What to do
Give only the count of lines containing "positive".

### Rows ###

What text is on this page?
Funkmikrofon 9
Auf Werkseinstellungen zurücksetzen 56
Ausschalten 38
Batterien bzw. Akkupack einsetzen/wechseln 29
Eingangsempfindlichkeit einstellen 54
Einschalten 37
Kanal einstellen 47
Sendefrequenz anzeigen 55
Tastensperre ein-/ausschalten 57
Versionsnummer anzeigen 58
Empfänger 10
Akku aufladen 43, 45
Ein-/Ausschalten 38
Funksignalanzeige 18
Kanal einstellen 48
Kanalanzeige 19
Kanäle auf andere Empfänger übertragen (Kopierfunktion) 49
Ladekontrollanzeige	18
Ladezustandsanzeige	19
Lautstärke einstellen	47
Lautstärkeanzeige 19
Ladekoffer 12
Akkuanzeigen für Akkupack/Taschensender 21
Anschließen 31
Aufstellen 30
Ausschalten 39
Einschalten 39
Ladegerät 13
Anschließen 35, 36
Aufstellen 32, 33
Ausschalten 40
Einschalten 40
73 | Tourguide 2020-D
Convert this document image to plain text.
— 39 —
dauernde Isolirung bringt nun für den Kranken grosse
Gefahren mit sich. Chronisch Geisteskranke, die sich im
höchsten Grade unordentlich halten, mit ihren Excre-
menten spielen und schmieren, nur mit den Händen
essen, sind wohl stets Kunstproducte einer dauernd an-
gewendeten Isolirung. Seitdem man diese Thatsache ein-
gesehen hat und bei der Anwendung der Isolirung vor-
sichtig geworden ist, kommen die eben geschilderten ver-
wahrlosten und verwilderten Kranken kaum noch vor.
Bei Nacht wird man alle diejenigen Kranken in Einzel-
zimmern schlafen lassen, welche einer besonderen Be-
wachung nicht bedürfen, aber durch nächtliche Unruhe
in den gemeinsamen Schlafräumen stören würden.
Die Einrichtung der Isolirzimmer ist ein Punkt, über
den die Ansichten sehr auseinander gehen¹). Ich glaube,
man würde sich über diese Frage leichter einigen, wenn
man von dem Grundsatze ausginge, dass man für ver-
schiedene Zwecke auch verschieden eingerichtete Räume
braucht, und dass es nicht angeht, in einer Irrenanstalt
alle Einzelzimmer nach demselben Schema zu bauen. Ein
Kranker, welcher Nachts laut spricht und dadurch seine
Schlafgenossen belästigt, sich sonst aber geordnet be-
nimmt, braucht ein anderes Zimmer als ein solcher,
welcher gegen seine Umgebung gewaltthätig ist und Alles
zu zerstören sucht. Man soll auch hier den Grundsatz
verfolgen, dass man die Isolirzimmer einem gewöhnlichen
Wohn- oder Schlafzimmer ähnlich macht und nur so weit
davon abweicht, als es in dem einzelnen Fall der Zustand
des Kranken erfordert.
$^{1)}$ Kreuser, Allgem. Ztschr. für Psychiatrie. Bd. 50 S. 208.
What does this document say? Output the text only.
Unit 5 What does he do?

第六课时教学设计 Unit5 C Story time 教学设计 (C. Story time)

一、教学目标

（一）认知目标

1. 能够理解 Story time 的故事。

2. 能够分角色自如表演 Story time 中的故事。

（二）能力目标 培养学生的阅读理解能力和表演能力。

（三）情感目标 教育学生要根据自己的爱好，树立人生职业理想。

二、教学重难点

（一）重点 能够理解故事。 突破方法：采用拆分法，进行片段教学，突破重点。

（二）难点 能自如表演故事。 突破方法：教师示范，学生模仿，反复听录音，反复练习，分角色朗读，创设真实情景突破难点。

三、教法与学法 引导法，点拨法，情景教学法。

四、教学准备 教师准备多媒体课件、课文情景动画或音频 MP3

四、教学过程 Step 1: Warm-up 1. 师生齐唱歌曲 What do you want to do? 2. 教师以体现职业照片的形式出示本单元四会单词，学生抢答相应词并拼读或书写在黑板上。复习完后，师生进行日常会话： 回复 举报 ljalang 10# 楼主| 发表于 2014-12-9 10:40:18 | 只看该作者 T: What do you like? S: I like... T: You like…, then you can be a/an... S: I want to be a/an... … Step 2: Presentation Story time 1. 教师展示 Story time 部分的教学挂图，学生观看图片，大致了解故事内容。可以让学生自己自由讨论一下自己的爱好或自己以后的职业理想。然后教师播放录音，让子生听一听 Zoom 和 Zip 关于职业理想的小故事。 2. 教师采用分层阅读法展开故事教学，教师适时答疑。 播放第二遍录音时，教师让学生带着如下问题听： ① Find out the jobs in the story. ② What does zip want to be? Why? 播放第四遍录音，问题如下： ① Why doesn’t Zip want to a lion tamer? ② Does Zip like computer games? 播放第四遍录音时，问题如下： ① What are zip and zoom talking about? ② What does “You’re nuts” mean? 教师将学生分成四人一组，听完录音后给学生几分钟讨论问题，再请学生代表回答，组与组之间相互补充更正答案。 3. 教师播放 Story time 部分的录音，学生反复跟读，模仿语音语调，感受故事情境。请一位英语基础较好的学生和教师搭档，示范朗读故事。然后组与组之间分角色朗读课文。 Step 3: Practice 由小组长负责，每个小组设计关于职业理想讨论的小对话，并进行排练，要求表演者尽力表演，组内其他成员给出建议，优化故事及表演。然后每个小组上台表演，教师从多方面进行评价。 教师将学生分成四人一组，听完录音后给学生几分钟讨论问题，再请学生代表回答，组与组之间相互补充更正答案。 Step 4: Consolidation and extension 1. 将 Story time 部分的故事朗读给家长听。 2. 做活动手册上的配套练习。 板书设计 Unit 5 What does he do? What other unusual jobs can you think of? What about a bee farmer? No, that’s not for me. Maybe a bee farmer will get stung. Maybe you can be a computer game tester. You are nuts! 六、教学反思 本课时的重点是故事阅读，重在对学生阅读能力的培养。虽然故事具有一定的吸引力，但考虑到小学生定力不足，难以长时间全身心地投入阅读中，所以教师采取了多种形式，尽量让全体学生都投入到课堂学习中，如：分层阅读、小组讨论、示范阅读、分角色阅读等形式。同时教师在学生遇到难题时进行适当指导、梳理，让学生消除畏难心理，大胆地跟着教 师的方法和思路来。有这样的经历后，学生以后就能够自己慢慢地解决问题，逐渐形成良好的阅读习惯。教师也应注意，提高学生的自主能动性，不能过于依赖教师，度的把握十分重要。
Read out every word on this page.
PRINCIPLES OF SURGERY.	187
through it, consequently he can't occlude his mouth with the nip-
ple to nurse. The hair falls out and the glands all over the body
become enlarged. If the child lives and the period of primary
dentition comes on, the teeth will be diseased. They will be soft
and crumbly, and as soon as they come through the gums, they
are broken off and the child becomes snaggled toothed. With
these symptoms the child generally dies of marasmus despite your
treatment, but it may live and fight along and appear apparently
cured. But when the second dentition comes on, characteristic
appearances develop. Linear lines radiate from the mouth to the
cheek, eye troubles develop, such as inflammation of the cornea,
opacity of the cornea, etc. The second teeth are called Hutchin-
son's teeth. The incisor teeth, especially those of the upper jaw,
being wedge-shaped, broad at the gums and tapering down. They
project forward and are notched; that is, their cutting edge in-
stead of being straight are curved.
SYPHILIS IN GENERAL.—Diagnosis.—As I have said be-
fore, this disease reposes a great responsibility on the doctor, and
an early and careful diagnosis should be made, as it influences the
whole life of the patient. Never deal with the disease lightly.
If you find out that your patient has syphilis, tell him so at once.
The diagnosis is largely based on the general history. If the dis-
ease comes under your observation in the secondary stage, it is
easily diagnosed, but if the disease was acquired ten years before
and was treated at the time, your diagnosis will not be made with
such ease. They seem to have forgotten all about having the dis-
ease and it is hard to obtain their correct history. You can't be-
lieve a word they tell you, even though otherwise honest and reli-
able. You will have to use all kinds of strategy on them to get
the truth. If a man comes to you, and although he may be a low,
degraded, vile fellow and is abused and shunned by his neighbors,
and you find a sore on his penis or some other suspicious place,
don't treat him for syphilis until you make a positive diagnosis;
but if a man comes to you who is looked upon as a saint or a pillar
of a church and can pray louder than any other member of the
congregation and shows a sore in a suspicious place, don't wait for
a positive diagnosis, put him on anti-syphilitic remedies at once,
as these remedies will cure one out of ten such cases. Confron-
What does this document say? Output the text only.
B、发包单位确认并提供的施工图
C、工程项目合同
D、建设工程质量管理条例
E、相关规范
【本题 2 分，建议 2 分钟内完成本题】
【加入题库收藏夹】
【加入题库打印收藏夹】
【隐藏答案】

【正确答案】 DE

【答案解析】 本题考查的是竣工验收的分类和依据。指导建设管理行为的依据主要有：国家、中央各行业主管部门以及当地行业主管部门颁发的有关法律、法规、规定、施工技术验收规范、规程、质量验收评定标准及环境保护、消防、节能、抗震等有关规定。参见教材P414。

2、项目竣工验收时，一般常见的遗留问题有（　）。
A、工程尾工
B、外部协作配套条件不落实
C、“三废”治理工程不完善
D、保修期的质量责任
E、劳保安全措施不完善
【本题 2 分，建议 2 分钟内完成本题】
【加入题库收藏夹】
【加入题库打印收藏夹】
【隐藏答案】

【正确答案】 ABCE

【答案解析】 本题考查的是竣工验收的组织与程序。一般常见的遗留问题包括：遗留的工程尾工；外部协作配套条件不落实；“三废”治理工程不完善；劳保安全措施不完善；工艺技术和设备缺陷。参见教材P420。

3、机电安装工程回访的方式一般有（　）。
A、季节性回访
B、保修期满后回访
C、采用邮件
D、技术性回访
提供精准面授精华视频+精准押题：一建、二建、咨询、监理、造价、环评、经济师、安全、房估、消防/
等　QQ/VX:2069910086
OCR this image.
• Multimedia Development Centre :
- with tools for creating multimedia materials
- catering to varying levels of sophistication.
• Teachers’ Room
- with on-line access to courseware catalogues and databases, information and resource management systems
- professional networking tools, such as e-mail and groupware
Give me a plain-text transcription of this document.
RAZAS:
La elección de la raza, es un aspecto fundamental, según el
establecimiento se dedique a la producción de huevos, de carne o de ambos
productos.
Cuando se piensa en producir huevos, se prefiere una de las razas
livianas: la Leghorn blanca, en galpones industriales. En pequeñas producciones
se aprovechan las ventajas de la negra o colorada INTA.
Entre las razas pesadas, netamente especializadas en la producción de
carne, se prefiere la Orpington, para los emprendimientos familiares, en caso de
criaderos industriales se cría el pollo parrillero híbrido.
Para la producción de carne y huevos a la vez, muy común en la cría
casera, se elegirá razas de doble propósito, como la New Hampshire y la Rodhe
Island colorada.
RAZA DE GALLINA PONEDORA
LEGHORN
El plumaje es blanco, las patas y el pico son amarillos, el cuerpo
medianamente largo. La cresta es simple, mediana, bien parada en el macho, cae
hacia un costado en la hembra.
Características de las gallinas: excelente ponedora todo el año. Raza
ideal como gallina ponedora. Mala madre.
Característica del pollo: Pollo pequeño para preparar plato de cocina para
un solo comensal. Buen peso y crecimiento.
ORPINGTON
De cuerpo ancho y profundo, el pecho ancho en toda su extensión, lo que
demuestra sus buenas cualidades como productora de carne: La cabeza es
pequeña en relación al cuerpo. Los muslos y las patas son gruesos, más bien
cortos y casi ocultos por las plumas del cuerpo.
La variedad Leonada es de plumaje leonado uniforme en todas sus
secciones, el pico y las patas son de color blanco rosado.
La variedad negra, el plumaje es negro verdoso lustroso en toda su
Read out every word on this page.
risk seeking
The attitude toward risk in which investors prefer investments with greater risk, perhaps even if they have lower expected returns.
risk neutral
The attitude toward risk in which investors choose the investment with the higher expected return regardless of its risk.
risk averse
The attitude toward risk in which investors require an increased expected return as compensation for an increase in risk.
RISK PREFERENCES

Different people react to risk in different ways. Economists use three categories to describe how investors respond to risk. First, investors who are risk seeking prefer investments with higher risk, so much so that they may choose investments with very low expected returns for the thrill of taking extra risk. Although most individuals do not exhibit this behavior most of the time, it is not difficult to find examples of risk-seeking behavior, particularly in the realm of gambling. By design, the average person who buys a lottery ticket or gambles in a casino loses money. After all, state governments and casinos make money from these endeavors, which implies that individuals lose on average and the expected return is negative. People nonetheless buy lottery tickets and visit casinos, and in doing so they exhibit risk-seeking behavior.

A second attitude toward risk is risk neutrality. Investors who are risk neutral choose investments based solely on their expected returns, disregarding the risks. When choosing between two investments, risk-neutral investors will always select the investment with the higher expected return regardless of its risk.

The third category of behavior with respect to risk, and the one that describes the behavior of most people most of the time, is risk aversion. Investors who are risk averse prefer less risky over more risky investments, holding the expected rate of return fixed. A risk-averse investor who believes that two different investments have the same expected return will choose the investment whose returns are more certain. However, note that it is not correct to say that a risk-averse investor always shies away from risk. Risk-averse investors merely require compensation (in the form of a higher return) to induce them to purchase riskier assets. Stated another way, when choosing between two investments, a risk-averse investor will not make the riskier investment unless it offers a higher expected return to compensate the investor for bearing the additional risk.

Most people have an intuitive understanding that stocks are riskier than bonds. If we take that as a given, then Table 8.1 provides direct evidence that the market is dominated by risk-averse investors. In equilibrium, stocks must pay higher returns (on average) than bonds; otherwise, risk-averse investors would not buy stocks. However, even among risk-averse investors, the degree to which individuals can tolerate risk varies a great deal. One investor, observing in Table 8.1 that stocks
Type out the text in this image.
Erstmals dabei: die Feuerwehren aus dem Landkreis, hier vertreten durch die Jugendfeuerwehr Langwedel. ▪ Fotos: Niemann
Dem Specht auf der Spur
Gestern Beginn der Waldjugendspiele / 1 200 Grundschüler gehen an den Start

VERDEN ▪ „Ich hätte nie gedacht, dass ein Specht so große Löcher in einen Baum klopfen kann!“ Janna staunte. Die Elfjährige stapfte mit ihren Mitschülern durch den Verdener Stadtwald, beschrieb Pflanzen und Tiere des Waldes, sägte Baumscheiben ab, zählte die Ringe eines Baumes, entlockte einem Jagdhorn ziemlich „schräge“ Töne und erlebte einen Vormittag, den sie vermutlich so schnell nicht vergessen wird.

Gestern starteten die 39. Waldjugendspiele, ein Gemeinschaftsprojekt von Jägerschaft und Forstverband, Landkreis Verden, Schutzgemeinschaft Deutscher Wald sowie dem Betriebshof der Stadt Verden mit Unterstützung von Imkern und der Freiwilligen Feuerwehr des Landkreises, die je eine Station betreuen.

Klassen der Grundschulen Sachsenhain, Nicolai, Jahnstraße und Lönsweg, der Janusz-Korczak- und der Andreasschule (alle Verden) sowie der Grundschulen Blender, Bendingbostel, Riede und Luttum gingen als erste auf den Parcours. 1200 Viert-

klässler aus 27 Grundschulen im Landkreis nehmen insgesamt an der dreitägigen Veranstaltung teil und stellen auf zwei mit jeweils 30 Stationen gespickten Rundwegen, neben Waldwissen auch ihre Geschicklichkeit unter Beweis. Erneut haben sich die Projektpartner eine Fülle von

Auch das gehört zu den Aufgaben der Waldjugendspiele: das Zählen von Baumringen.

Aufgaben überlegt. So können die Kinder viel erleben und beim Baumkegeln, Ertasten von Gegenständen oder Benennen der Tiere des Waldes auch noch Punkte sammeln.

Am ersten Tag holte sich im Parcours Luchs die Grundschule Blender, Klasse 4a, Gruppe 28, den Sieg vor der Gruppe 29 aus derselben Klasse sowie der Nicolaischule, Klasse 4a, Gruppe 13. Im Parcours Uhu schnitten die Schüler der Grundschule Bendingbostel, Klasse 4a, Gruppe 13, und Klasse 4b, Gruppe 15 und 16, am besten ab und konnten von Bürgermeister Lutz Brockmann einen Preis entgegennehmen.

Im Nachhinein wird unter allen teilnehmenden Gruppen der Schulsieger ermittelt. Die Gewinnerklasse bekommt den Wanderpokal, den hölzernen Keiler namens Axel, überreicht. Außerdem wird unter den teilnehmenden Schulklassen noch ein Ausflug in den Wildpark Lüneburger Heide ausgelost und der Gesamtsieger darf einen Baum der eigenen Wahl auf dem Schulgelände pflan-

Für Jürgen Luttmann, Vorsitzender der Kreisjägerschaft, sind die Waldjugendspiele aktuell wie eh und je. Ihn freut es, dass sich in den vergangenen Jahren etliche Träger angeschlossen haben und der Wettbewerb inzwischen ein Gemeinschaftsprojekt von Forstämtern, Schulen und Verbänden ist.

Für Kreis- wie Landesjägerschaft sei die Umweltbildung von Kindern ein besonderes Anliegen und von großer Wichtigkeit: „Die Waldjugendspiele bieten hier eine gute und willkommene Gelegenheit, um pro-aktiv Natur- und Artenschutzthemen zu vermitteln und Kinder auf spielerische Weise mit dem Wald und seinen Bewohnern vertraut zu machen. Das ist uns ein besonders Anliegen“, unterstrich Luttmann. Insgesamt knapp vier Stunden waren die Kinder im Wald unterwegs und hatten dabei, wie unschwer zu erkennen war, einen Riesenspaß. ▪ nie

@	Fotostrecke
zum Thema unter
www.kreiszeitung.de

###

Task answer
2